• WORK INSTRUCTIONS
Quote every line of the data below as it stands, omitting pictures.

• ENTRIES SUPPLIED
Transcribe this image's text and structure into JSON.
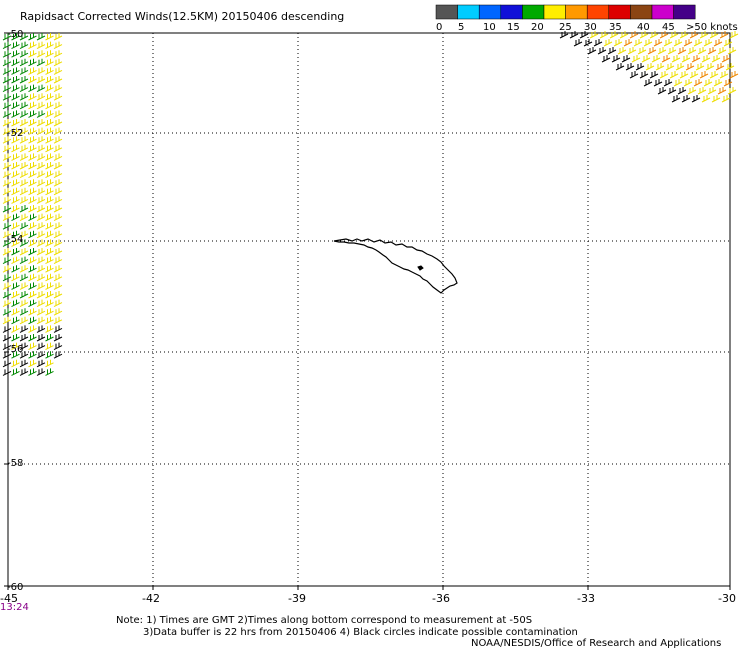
{
  "title": "Rapidsact Corrected Winds(12.5KM) 20150406 descending",
  "legend": {
    "labels": [
      "0",
      "5",
      "10",
      "15",
      "20",
      "25",
      "30",
      "35",
      "40",
      "45",
      ">50 knots"
    ],
    "colors": [
      "#555555",
      "#00ccff",
      "#0066ff",
      "#1010d8",
      "#00aa00",
      "#ffee00",
      "#ff9900",
      "#ff4400",
      "#dd0000",
      "#8b4513",
      "#cc00cc",
      "#440088"
    ]
  },
  "lat_labels": [
    "-50",
    "-52",
    "-54",
    "-56",
    "-58",
    "-60"
  ],
  "lon_labels": [
    "-45",
    "-42",
    "-39",
    "-36",
    "-33",
    "-30"
  ],
  "time_label": "13:24",
  "notes": {
    "line1": "Note: 1) Times are GMT 2)Times along bottom correspond to measurement at -50S",
    "line2": "3)Data buffer is 22 hrs from 20150406 4) Black circles indicate possible contamination",
    "line3": "NOAA/NESDIS/Office of Research and Applications"
  },
  "colors": {
    "grid": "#000000",
    "time_label": "#880088",
    "coast": "#000000"
  }
}
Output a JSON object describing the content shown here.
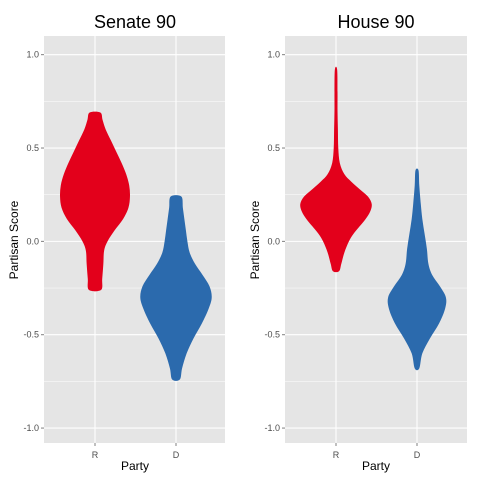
{
  "chart_data": [
    {
      "type": "violin",
      "title": "Senate 90",
      "xlabel": "Party",
      "ylabel": "Partisan Score",
      "ylim": [
        -1.08,
        1.1
      ],
      "yticks": [
        -1.0,
        -0.5,
        0.0,
        0.5,
        1.0
      ],
      "ytick_labels": [
        "-1.0",
        "-0.5",
        "0.0",
        "0.5",
        "1.0"
      ],
      "categories": [
        "R",
        "D"
      ],
      "grid": true,
      "series": [
        {
          "category": "R",
          "color": "#E3001B",
          "range": [
            -0.26,
            0.69
          ],
          "profile": [
            [
              -0.26,
              0.16
            ],
            [
              -0.2,
              0.19
            ],
            [
              -0.12,
              0.22
            ],
            [
              -0.05,
              0.24
            ],
            [
              0.0,
              0.33
            ],
            [
              0.06,
              0.52
            ],
            [
              0.12,
              0.74
            ],
            [
              0.18,
              0.88
            ],
            [
              0.24,
              0.92
            ],
            [
              0.3,
              0.9
            ],
            [
              0.36,
              0.82
            ],
            [
              0.42,
              0.7
            ],
            [
              0.48,
              0.56
            ],
            [
              0.54,
              0.42
            ],
            [
              0.6,
              0.28
            ],
            [
              0.65,
              0.2
            ],
            [
              0.69,
              0.14
            ]
          ]
        },
        {
          "category": "D",
          "color": "#2B6AAD",
          "range": [
            -0.74,
            0.24
          ],
          "profile": [
            [
              -0.74,
              0.1
            ],
            [
              -0.68,
              0.16
            ],
            [
              -0.6,
              0.28
            ],
            [
              -0.52,
              0.46
            ],
            [
              -0.44,
              0.68
            ],
            [
              -0.36,
              0.86
            ],
            [
              -0.3,
              0.94
            ],
            [
              -0.24,
              0.88
            ],
            [
              -0.18,
              0.7
            ],
            [
              -0.12,
              0.5
            ],
            [
              -0.06,
              0.36
            ],
            [
              0.0,
              0.3
            ],
            [
              0.06,
              0.26
            ],
            [
              0.12,
              0.22
            ],
            [
              0.18,
              0.18
            ],
            [
              0.24,
              0.14
            ]
          ]
        }
      ]
    },
    {
      "type": "violin",
      "title": "House 90",
      "xlabel": "Party",
      "ylabel": "Partisan Score",
      "ylim": [
        -1.08,
        1.1
      ],
      "yticks": [
        -1.0,
        -0.5,
        0.0,
        0.5,
        1.0
      ],
      "ytick_labels": [
        "-1.0",
        "-0.5",
        "0.0",
        "0.5",
        "1.0"
      ],
      "categories": [
        "R",
        "D"
      ],
      "grid": true,
      "series": [
        {
          "category": "R",
          "color": "#E3001B",
          "range": [
            -0.16,
            0.92
          ],
          "profile": [
            [
              -0.16,
              0.08
            ],
            [
              -0.12,
              0.14
            ],
            [
              -0.06,
              0.22
            ],
            [
              0.0,
              0.34
            ],
            [
              0.04,
              0.46
            ],
            [
              0.08,
              0.62
            ],
            [
              0.12,
              0.78
            ],
            [
              0.16,
              0.9
            ],
            [
              0.2,
              0.94
            ],
            [
              0.24,
              0.84
            ],
            [
              0.28,
              0.62
            ],
            [
              0.32,
              0.4
            ],
            [
              0.36,
              0.22
            ],
            [
              0.42,
              0.1
            ],
            [
              0.5,
              0.06
            ],
            [
              0.6,
              0.05
            ],
            [
              0.7,
              0.04
            ],
            [
              0.8,
              0.04
            ],
            [
              0.92,
              0.03
            ]
          ]
        },
        {
          "category": "D",
          "color": "#2B6AAD",
          "range": [
            -0.68,
            0.38
          ],
          "profile": [
            [
              -0.68,
              0.06
            ],
            [
              -0.6,
              0.14
            ],
            [
              -0.52,
              0.34
            ],
            [
              -0.44,
              0.58
            ],
            [
              -0.36,
              0.74
            ],
            [
              -0.3,
              0.76
            ],
            [
              -0.24,
              0.6
            ],
            [
              -0.18,
              0.4
            ],
            [
              -0.12,
              0.3
            ],
            [
              -0.04,
              0.26
            ],
            [
              0.04,
              0.2
            ],
            [
              0.12,
              0.14
            ],
            [
              0.2,
              0.1
            ],
            [
              0.3,
              0.06
            ],
            [
              0.38,
              0.04
            ]
          ]
        }
      ]
    }
  ]
}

• SOLUTION
Transcribe this image's text and structure into JSON.
{
  "title": "Rapidsact Corrected Winds(12.5KM) 20150406 descending",
  "legend": {
    "labels": [
      "0",
      "5",
      "10",
      "15",
      "20",
      "25",
      "30",
      "35",
      "40",
      "45",
      ">50 knots"
    ],
    "colors": [
      "#555555",
      "#00ccff",
      "#0066ff",
      "#1010d8",
      "#00aa00",
      "#ffee00",
      "#ff9900",
      "#ff4400",
      "#dd0000",
      "#8b4513",
      "#cc00cc",
      "#440088"
    ]
  },
  "lat_labels": [
    "-50",
    "-52",
    "-54",
    "-56",
    "-58",
    "-60"
  ],
  "lon_labels": [
    "-45",
    "-42",
    "-39",
    "-36",
    "-33",
    "-30"
  ],
  "time_label": "13:24",
  "notes": {
    "line1": "Note: 1) Times are GMT 2)Times along bottom correspond to measurement at -50S",
    "line2": "3)Data buffer is 22 hrs from 20150406 4) Black circles indicate possible contamination",
    "line3": "NOAA/NESDIS/Office of Research and Applications"
  },
  "colors": {
    "grid": "#000000",
    "time_label": "#880088",
    "coast": "#000000"
  }
}
Output a JSON object describing the content shown here.
{
  "chart_data": [
    {
      "type": "violin",
      "title": "Senate 90",
      "xlabel": "Party",
      "ylabel": "Partisan Score",
      "ylim": [
        -1.08,
        1.1
      ],
      "yticks": [
        -1.0,
        -0.5,
        0.0,
        0.5,
        1.0
      ],
      "ytick_labels": [
        "-1.0",
        "-0.5",
        "0.0",
        "0.5",
        "1.0"
      ],
      "categories": [
        "R",
        "D"
      ],
      "grid": true,
      "series": [
        {
          "category": "R",
          "color": "#E3001B",
          "range": [
            -0.26,
            0.69
          ],
          "profile": [
            [
              -0.26,
              0.16
            ],
            [
              -0.2,
              0.19
            ],
            [
              -0.12,
              0.22
            ],
            [
              -0.05,
              0.24
            ],
            [
              0.0,
              0.33
            ],
            [
              0.06,
              0.52
            ],
            [
              0.12,
              0.74
            ],
            [
              0.18,
              0.88
            ],
            [
              0.24,
              0.92
            ],
            [
              0.3,
              0.9
            ],
            [
              0.36,
              0.82
            ],
            [
              0.42,
              0.7
            ],
            [
              0.48,
              0.56
            ],
            [
              0.54,
              0.42
            ],
            [
              0.6,
              0.28
            ],
            [
              0.65,
              0.2
            ],
            [
              0.69,
              0.14
            ]
          ]
        },
        {
          "category": "D",
          "color": "#2B6AAD",
          "range": [
            -0.74,
            0.24
          ],
          "profile": [
            [
              -0.74,
              0.1
            ],
            [
              -0.68,
              0.16
            ],
            [
              -0.6,
              0.28
            ],
            [
              -0.52,
              0.46
            ],
            [
              -0.44,
              0.68
            ],
            [
              -0.36,
              0.86
            ],
            [
              -0.3,
              0.94
            ],
            [
              -0.24,
              0.88
            ],
            [
              -0.18,
              0.7
            ],
            [
              -0.12,
              0.5
            ],
            [
              -0.06,
              0.36
            ],
            [
              0.0,
              0.3
            ],
            [
              0.06,
              0.26
            ],
            [
              0.12,
              0.22
            ],
            [
              0.18,
              0.18
            ],
            [
              0.24,
              0.14
            ]
          ]
        }
      ]
    },
    {
      "type": "violin",
      "title": "House 90",
      "xlabel": "Party",
      "ylabel": "Partisan Score",
      "ylim": [
        -1.08,
        1.1
      ],
      "yticks": [
        -1.0,
        -0.5,
        0.0,
        0.5,
        1.0
      ],
      "ytick_labels": [
        "-1.0",
        "-0.5",
        "0.0",
        "0.5",
        "1.0"
      ],
      "categories": [
        "R",
        "D"
      ],
      "grid": true,
      "series": [
        {
          "category": "R",
          "color": "#E3001B",
          "range": [
            -0.16,
            0.92
          ],
          "profile": [
            [
              -0.16,
              0.08
            ],
            [
              -0.12,
              0.14
            ],
            [
              -0.06,
              0.22
            ],
            [
              0.0,
              0.34
            ],
            [
              0.04,
              0.46
            ],
            [
              0.08,
              0.62
            ],
            [
              0.12,
              0.78
            ],
            [
              0.16,
              0.9
            ],
            [
              0.2,
              0.94
            ],
            [
              0.24,
              0.84
            ],
            [
              0.28,
              0.62
            ],
            [
              0.32,
              0.4
            ],
            [
              0.36,
              0.22
            ],
            [
              0.42,
              0.1
            ],
            [
              0.5,
              0.06
            ],
            [
              0.6,
              0.05
            ],
            [
              0.7,
              0.04
            ],
            [
              0.8,
              0.04
            ],
            [
              0.92,
              0.03
            ]
          ]
        },
        {
          "category": "D",
          "color": "#2B6AAD",
          "range": [
            -0.68,
            0.38
          ],
          "profile": [
            [
              -0.68,
              0.06
            ],
            [
              -0.6,
              0.14
            ],
            [
              -0.52,
              0.34
            ],
            [
              -0.44,
              0.58
            ],
            [
              -0.36,
              0.74
            ],
            [
              -0.3,
              0.76
            ],
            [
              -0.24,
              0.6
            ],
            [
              -0.18,
              0.4
            ],
            [
              -0.12,
              0.3
            ],
            [
              -0.04,
              0.26
            ],
            [
              0.04,
              0.2
            ],
            [
              0.12,
              0.14
            ],
            [
              0.2,
              0.1
            ],
            [
              0.3,
              0.06
            ],
            [
              0.38,
              0.04
            ]
          ]
        }
      ]
    }
  ]
}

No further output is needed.